#### Supplied information

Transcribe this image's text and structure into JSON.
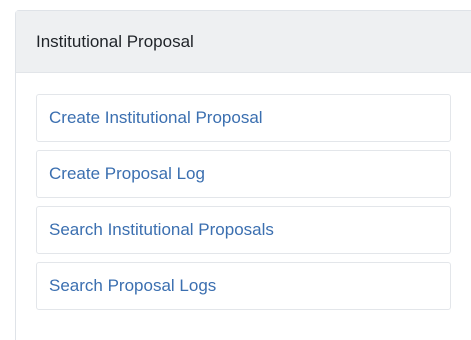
{
  "panel": {
    "title": "Institutional Proposal",
    "links": [
      {
        "label": "Create Institutional Proposal"
      },
      {
        "label": "Create Proposal Log"
      },
      {
        "label": "Search Institutional Proposals"
      },
      {
        "label": "Search Proposal Logs"
      }
    ]
  },
  "colors": {
    "link": "#3b6fb0",
    "header_bg": "#eef0f2",
    "title_text": "#1f2328",
    "border": "#e3e6ea"
  }
}
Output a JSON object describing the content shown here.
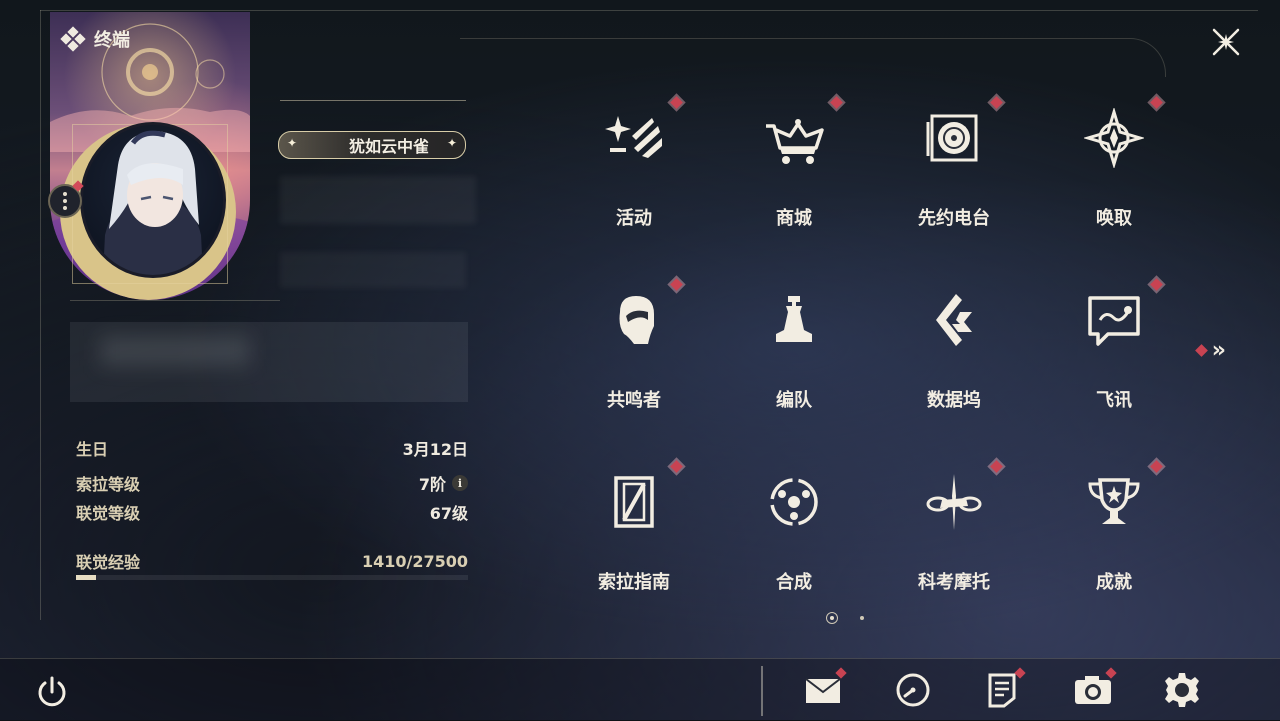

########

Requirement: Pictures are excluded; output everything else in the data verbatim.

The reply:
Transcribe this image's text and structure into JSON.
{
  "panel": {
    "title": "Institutional Proposal",
    "links": [
      {
        "label": "Create Institutional Proposal"
      },
      {
        "label": "Create Proposal Log"
      },
      {
        "label": "Search Institutional Proposals"
      },
      {
        "label": "Search Proposal Logs"
      }
    ]
  },
  "colors": {
    "link": "#3b6fb0",
    "header_bg": "#eef0f2",
    "title_text": "#1f2328",
    "border": "#e3e6ea"
  }
}
Output a JSON object describing the content shown here.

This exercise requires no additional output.